• **What the exercise asks**
Render every entry exactly as it appears.

• **Materials provided**
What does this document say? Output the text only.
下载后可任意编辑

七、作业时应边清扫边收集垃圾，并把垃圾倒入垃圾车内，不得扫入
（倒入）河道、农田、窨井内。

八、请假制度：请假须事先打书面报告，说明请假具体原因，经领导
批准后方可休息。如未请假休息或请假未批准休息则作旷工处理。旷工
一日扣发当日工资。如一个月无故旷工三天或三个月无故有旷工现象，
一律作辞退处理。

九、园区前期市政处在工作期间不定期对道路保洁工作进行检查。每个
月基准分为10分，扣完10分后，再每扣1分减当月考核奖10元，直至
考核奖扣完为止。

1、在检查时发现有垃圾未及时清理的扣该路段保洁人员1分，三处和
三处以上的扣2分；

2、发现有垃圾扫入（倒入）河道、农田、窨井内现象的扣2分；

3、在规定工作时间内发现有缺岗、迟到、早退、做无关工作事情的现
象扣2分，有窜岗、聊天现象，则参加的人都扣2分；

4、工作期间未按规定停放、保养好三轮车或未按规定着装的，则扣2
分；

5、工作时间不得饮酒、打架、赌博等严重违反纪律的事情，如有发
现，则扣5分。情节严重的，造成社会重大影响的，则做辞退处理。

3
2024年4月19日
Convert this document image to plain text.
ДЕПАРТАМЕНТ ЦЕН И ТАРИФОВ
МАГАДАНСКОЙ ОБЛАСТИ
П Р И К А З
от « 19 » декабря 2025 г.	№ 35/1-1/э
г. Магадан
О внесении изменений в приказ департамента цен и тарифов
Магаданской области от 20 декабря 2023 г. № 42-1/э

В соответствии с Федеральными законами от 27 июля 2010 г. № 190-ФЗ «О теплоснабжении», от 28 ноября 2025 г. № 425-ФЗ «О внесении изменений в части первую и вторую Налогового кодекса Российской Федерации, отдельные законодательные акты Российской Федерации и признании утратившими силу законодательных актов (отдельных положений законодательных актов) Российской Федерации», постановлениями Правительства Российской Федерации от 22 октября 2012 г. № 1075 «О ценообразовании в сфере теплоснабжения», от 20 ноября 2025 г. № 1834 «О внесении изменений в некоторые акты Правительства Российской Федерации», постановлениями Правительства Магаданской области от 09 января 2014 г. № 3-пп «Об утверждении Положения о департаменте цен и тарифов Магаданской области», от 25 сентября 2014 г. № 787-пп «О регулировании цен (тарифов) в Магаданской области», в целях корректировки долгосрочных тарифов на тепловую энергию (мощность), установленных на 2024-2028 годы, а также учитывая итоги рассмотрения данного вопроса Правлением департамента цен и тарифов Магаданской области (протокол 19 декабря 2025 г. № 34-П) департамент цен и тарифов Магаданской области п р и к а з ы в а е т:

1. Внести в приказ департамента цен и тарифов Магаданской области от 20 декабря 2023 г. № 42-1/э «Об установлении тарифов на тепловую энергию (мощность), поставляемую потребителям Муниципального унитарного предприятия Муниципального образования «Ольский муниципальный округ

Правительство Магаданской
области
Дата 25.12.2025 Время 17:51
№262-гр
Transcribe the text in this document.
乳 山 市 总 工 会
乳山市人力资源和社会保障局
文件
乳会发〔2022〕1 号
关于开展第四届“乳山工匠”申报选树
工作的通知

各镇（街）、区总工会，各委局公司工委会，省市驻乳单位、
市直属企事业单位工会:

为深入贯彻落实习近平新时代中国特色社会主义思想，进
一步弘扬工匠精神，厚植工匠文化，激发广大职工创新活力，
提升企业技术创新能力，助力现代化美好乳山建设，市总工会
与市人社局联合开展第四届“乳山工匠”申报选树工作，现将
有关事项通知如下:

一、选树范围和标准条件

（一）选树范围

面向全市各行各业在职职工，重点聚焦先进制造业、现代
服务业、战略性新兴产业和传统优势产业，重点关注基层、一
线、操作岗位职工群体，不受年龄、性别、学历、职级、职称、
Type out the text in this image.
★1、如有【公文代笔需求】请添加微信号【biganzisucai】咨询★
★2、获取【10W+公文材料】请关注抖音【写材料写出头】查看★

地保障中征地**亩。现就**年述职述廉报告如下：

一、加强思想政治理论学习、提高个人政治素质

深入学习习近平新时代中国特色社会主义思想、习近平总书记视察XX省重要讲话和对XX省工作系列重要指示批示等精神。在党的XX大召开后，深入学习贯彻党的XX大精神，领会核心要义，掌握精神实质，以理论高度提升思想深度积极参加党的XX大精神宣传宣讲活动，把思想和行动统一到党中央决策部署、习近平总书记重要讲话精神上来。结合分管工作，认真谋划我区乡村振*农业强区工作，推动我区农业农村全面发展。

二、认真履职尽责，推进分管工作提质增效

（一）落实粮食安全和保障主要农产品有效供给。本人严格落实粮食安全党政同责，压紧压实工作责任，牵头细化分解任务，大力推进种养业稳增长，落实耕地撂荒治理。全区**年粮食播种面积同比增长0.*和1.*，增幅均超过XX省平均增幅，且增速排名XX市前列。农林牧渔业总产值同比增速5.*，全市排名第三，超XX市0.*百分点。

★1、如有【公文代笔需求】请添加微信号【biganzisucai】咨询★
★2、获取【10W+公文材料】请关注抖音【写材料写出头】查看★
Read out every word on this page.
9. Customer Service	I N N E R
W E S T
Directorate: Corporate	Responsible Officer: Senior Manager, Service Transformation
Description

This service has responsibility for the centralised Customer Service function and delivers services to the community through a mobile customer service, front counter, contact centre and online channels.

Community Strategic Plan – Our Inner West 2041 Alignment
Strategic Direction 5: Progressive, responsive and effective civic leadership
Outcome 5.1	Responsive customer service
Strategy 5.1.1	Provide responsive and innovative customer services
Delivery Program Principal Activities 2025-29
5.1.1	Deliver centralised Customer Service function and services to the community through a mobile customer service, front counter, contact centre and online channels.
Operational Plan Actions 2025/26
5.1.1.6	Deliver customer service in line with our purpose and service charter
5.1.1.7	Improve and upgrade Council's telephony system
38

• **Solved problem**
What does this document say? Output the text only.
下载后可任意编辑

七、作业时应边清扫边收集垃圾，并把垃圾倒入垃圾车内，不得扫入
（倒入）河道、农田、窨井内。

八、请假制度：请假须事先打书面报告，说明请假具体原因，经领导
批准后方可休息。如未请假休息或请假未批准休息则作旷工处理。旷工
一日扣发当日工资。如一个月无故旷工三天或三个月无故有旷工现象，
一律作辞退处理。

九、园区前期市政处在工作期间不定期对道路保洁工作进行检查。每个
月基准分为10分，扣完10分后，再每扣1分减当月考核奖10元，直至
考核奖扣完为止。

1、在检查时发现有垃圾未及时清理的扣该路段保洁人员1分，三处和
三处以上的扣2分；

2、发现有垃圾扫入（倒入）河道、农田、窨井内现象的扣2分；

3、在规定工作时间内发现有缺岗、迟到、早退、做无关工作事情的现
象扣2分，有窜岗、聊天现象，则参加的人都扣2分；

4、工作期间未按规定停放、保养好三轮车或未按规定着装的，则扣2
分；

5、工作时间不得饮酒、打架、赌博等严重违反纪律的事情，如有发
现，则扣5分。情节严重的，造成社会重大影响的，则做辞退处理。

3
2024年4月19日
Convert this document image to plain text.
ДЕПАРТАМЕНТ ЦЕН И ТАРИФОВ
МАГАДАНСКОЙ ОБЛАСТИ
П Р И К А З
от « 19 » декабря 2025 г.	№ 35/1-1/э
г. Магадан
О внесении изменений в приказ департамента цен и тарифов
Магаданской области от 20 декабря 2023 г. № 42-1/э

В соответствии с Федеральными законами от 27 июля 2010 г. № 190-ФЗ «О теплоснабжении», от 28 ноября 2025 г. № 425-ФЗ «О внесении изменений в части первую и вторую Налогового кодекса Российской Федерации, отдельные законодательные акты Российской Федерации и признании утратившими силу законодательных актов (отдельных положений законодательных актов) Российской Федерации», постановлениями Правительства Российской Федерации от 22 октября 2012 г. № 1075 «О ценообразовании в сфере теплоснабжения», от 20 ноября 2025 г. № 1834 «О внесении изменений в некоторые акты Правительства Российской Федерации», постановлениями Правительства Магаданской области от 09 января 2014 г. № 3-пп «Об утверждении Положения о департаменте цен и тарифов Магаданской области», от 25 сентября 2014 г. № 787-пп «О регулировании цен (тарифов) в Магаданской области», в целях корректировки долгосрочных тарифов на тепловую энергию (мощность), установленных на 2024-2028 годы, а также учитывая итоги рассмотрения данного вопроса Правлением департамента цен и тарифов Магаданской области (протокол 19 декабря 2025 г. № 34-П) департамент цен и тарифов Магаданской области п р и к а з ы в а е т:

1. Внести в приказ департамента цен и тарифов Магаданской области от 20 декабря 2023 г. № 42-1/э «Об установлении тарифов на тепловую энергию (мощность), поставляемую потребителям Муниципального унитарного предприятия Муниципального образования «Ольский муниципальный округ

Правительство Магаданской
области
Дата 25.12.2025 Время 17:51
№262-гр
Transcribe the text in this document.
乳 山 市 总 工 会
乳山市人力资源和社会保障局
文件
乳会发〔2022〕1 号
关于开展第四届“乳山工匠”申报选树
工作的通知

各镇（街）、区总工会，各委局公司工委会，省市驻乳单位、
市直属企事业单位工会:

为深入贯彻落实习近平新时代中国特色社会主义思想，进
一步弘扬工匠精神，厚植工匠文化，激发广大职工创新活力，
提升企业技术创新能力，助力现代化美好乳山建设，市总工会
与市人社局联合开展第四届“乳山工匠”申报选树工作，现将
有关事项通知如下:

一、选树范围和标准条件

（一）选树范围

面向全市各行各业在职职工，重点聚焦先进制造业、现代
服务业、战略性新兴产业和传统优势产业，重点关注基层、一
线、操作岗位职工群体，不受年龄、性别、学历、职级、职称、
Type out the text in this image.
★1、如有【公文代笔需求】请添加微信号【biganzisucai】咨询★
★2、获取【10W+公文材料】请关注抖音【写材料写出头】查看★

地保障中征地**亩。现就**年述职述廉报告如下：

一、加强思想政治理论学习、提高个人政治素质

深入学习习近平新时代中国特色社会主义思想、习近平总书记视察XX省重要讲话和对XX省工作系列重要指示批示等精神。在党的XX大召开后，深入学习贯彻党的XX大精神，领会核心要义，掌握精神实质，以理论高度提升思想深度积极参加党的XX大精神宣传宣讲活动，把思想和行动统一到党中央决策部署、习近平总书记重要讲话精神上来。结合分管工作，认真谋划我区乡村振*农业强区工作，推动我区农业农村全面发展。

二、认真履职尽责，推进分管工作提质增效

（一）落实粮食安全和保障主要农产品有效供给。本人严格落实粮食安全党政同责，压紧压实工作责任，牵头细化分解任务，大力推进种养业稳增长，落实耕地撂荒治理。全区**年粮食播种面积同比增长0.*和1.*，增幅均超过XX省平均增幅，且增速排名XX市前列。农林牧渔业总产值同比增速5.*，全市排名第三，超XX市0.*百分点。

★1、如有【公文代笔需求】请添加微信号【biganzisucai】咨询★
★2、获取【10W+公文材料】请关注抖音【写材料写出头】查看★
Read out every word on this page.
9. Customer Service	I N N E R
W E S T
Directorate: Corporate	Responsible Officer: Senior Manager, Service Transformation
Description

This service has responsibility for the centralised Customer Service function and delivers services to the community through a mobile customer service, front counter, contact centre and online channels.

Community Strategic Plan – Our Inner West 2041 Alignment
Strategic Direction 5: Progressive, responsive and effective civic leadership
Outcome 5.1	Responsive customer service
Strategy 5.1.1	Provide responsive and innovative customer services
Delivery Program Principal Activities 2025-29
5.1.1	Deliver centralised Customer Service function and services to the community through a mobile customer service, front counter, contact centre and online channels.
Operational Plan Actions 2025/26
5.1.1.6	Deliver customer service in line with our purpose and service charter
5.1.1.7	Improve and upgrade Council's telephony system
38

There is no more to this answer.